LISTED ENTRIES -
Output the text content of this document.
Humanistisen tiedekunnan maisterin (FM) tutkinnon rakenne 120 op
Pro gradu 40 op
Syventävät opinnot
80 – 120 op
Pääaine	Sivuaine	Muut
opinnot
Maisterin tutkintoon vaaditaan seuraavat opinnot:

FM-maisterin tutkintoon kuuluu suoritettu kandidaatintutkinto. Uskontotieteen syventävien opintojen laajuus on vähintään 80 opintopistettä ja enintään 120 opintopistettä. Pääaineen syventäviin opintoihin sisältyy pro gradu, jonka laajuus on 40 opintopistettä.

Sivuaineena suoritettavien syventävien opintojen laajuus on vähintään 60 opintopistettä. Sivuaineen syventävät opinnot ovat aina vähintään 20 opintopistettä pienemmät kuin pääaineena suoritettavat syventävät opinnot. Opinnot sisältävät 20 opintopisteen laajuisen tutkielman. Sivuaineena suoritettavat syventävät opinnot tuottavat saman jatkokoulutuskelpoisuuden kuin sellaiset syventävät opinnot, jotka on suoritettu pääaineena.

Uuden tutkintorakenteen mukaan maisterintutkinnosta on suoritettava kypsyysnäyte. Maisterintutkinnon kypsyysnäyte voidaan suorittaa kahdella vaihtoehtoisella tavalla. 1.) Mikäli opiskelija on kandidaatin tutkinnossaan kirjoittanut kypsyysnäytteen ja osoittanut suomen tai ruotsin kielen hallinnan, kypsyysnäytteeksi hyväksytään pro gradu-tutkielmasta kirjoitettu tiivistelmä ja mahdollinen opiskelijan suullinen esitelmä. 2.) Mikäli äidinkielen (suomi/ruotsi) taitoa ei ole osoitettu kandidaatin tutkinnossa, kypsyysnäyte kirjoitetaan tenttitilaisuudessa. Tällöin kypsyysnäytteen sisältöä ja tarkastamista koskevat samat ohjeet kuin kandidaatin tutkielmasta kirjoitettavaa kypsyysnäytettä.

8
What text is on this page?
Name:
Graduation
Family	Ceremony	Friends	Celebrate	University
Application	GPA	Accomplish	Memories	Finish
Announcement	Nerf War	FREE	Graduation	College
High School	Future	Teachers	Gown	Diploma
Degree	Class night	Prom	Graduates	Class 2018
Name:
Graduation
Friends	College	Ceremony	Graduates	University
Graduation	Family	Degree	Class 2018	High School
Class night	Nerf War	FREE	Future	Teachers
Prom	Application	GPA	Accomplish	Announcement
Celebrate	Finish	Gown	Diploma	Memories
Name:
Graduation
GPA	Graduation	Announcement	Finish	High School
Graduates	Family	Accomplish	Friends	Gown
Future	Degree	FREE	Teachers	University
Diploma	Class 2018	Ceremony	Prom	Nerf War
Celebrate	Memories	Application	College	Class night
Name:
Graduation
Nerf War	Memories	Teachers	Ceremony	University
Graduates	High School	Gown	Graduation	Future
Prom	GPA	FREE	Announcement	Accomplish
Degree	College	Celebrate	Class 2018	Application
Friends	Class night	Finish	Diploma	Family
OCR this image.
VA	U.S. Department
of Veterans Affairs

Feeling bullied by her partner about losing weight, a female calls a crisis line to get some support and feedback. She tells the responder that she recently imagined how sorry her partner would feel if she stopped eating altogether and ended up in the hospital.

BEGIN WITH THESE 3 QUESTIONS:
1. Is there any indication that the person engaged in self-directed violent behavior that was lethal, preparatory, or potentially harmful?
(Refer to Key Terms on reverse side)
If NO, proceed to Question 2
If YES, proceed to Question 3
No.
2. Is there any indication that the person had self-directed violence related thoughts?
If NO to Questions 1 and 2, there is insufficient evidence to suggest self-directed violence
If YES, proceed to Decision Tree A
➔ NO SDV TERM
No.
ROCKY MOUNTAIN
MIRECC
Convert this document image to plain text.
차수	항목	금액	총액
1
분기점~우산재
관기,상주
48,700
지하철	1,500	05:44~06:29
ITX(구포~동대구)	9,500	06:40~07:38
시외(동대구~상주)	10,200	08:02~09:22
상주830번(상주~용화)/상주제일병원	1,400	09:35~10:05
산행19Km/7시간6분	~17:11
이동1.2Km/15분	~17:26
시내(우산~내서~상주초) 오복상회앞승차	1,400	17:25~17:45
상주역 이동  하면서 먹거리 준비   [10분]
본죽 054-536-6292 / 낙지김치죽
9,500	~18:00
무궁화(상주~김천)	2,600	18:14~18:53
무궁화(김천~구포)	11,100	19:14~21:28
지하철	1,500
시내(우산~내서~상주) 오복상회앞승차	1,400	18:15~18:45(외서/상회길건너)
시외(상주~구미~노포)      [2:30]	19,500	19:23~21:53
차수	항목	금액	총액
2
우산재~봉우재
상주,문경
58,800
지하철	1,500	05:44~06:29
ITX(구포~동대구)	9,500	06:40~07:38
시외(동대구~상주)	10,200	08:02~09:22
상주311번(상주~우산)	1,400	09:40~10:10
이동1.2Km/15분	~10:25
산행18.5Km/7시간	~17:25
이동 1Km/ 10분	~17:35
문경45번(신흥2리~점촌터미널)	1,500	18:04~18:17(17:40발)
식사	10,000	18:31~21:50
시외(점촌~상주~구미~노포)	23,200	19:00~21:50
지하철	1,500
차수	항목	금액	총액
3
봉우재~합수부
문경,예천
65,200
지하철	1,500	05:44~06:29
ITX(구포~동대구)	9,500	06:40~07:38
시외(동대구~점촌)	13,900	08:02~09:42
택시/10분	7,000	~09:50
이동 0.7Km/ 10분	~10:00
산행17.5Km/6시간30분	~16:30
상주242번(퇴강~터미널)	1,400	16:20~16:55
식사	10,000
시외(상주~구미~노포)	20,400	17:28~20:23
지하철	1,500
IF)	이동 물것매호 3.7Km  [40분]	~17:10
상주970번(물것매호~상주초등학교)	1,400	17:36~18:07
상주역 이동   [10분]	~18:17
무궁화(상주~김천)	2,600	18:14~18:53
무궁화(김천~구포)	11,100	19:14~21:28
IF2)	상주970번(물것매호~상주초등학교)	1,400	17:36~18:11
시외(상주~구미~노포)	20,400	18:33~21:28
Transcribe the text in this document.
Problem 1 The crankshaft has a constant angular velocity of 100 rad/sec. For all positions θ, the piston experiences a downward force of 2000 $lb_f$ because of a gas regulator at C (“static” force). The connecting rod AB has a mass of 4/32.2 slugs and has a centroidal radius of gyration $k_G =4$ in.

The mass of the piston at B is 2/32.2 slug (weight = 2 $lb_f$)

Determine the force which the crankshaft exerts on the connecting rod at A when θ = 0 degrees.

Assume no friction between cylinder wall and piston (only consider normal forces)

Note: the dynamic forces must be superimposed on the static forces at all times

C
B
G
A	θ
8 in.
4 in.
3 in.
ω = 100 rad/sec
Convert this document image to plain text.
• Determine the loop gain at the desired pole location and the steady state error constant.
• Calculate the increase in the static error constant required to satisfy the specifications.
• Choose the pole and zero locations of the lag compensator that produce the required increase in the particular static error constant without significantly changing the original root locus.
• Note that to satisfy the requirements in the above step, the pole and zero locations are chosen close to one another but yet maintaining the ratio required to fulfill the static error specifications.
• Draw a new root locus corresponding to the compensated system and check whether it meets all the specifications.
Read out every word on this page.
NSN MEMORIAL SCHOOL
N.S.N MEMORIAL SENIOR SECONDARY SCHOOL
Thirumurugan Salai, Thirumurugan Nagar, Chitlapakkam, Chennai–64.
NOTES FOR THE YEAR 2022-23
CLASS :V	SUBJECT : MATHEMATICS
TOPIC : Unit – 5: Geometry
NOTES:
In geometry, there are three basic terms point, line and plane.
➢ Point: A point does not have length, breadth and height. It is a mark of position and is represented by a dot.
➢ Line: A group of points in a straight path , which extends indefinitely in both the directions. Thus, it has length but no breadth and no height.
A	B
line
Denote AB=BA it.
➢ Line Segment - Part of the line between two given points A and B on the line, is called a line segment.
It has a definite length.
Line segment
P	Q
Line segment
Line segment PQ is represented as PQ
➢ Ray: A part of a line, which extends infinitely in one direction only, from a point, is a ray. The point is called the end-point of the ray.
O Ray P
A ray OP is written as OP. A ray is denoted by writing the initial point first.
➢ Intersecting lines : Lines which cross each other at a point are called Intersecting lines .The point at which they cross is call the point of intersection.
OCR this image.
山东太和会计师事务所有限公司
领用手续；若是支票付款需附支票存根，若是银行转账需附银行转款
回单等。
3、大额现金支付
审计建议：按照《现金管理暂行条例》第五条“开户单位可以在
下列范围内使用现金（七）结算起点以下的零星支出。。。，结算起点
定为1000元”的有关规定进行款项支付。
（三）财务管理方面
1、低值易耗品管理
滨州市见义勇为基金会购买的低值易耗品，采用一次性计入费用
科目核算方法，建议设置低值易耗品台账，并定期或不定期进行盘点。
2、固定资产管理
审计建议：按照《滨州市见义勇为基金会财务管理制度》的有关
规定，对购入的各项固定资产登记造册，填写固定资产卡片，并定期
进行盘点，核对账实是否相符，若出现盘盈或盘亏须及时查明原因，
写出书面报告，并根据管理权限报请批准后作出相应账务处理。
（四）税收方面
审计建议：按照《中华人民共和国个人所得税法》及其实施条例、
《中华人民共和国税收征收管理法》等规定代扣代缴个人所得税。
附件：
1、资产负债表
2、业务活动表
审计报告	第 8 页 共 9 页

REQUIREMENTS - Set out exactly the run of lines that begins at the line holding "Read out every word on this page." and ends at the last line of the data.

WRITTEN SOLUTION -
Read out every word on this page.
NSN MEMORIAL SCHOOL
N.S.N MEMORIAL SENIOR SECONDARY SCHOOL
Thirumurugan Salai, Thirumurugan Nagar, Chitlapakkam, Chennai–64.
NOTES FOR THE YEAR 2022-23
CLASS :V	SUBJECT : MATHEMATICS
TOPIC : Unit – 5: Geometry
NOTES:
In geometry, there are three basic terms point, line and plane.
➢ Point: A point does not have length, breadth and height. It is a mark of position and is represented by a dot.
➢ Line: A group of points in a straight path , which extends indefinitely in both the directions. Thus, it has length but no breadth and no height.
A	B
line
Denote AB=BA it.
➢ Line Segment - Part of the line between two given points A and B on the line, is called a line segment.
It has a definite length.
Line segment
P	Q
Line segment
Line segment PQ is represented as PQ
➢ Ray: A part of a line, which extends infinitely in one direction only, from a point, is a ray. The point is called the end-point of the ray.
O Ray P
A ray OP is written as OP. A ray is denoted by writing the initial point first.
➢ Intersecting lines : Lines which cross each other at a point are called Intersecting lines .The point at which they cross is call the point of intersection.
OCR this image.
山东太和会计师事务所有限公司
领用手续；若是支票付款需附支票存根，若是银行转账需附银行转款
回单等。
3、大额现金支付
审计建议：按照《现金管理暂行条例》第五条“开户单位可以在
下列范围内使用现金（七）结算起点以下的零星支出。。。，结算起点
定为1000元”的有关规定进行款项支付。
（三）财务管理方面
1、低值易耗品管理
滨州市见义勇为基金会购买的低值易耗品，采用一次性计入费用
科目核算方法，建议设置低值易耗品台账，并定期或不定期进行盘点。
2、固定资产管理
审计建议：按照《滨州市见义勇为基金会财务管理制度》的有关
规定，对购入的各项固定资产登记造册，填写固定资产卡片，并定期
进行盘点，核对账实是否相符，若出现盘盈或盘亏须及时查明原因，
写出书面报告，并根据管理权限报请批准后作出相应账务处理。
（四）税收方面
审计建议：按照《中华人民共和国个人所得税法》及其实施条例、
《中华人民共和国税收征收管理法》等规定代扣代缴个人所得税。
附件：
1、资产负债表
2、业务活动表
审计报告	第 8 页 共 9 页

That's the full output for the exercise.